REQUIRED TASK =
Quote the full listing word for word.

Raw records
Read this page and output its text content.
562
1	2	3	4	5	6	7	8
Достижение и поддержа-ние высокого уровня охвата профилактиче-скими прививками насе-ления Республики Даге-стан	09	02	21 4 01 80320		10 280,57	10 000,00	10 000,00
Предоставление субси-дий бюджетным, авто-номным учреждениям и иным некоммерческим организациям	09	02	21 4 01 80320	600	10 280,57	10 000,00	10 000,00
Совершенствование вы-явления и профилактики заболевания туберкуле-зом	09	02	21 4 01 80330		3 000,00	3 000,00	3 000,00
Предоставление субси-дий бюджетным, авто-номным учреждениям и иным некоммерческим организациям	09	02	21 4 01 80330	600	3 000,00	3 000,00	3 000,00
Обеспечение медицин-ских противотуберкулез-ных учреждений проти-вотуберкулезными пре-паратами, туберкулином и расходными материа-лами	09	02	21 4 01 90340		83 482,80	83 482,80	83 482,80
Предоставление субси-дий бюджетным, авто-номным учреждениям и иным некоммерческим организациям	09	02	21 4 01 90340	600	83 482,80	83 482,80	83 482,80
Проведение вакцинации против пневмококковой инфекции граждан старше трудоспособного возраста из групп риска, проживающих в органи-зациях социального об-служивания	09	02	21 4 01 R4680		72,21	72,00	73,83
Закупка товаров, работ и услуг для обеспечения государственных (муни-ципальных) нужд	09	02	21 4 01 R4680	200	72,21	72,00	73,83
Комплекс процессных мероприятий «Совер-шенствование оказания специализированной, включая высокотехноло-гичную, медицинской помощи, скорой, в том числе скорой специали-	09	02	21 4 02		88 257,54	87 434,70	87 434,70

FINAL RESULT =
Read this page and output its text content.
562
1	2	3	4	5	6	7	8
Достижение и поддержа-ние высокого уровня охвата профилактиче-скими прививками насе-ления Республики Даге-стан	09	02	21 4 01 80320		10 280,57	10 000,00	10 000,00
Предоставление субси-дий бюджетным, авто-номным учреждениям и иным некоммерческим организациям	09	02	21 4 01 80320	600	10 280,57	10 000,00	10 000,00
Совершенствование вы-явления и профилактики заболевания туберкуле-зом	09	02	21 4 01 80330		3 000,00	3 000,00	3 000,00
Предоставление субси-дий бюджетным, авто-номным учреждениям и иным некоммерческим организациям	09	02	21 4 01 80330	600	3 000,00	3 000,00	3 000,00
Обеспечение медицин-ских противотуберкулез-ных учреждений проти-вотуберкулезными пре-паратами, туберкулином и расходными материа-лами	09	02	21 4 01 90340		83 482,80	83 482,80	83 482,80
Предоставление субси-дий бюджетным, авто-номным учреждениям и иным некоммерческим организациям	09	02	21 4 01 90340	600	83 482,80	83 482,80	83 482,80
Проведение вакцинации против пневмококковой инфекции граждан старше трудоспособного возраста из групп риска, проживающих в органи-зациях социального об-служивания	09	02	21 4 01 R4680		72,21	72,00	73,83
Закупка товаров, работ и услуг для обеспечения государственных (муни-ципальных) нужд	09	02	21 4 01 R4680	200	72,21	72,00	73,83
Комплекс процессных мероприятий «Совер-шенствование оказания специализированной, включая высокотехноло-гичную, медицинской помощи, скорой, в том числе скорой специали-	09	02	21 4 02		88 257,54	87 434,70	87 434,70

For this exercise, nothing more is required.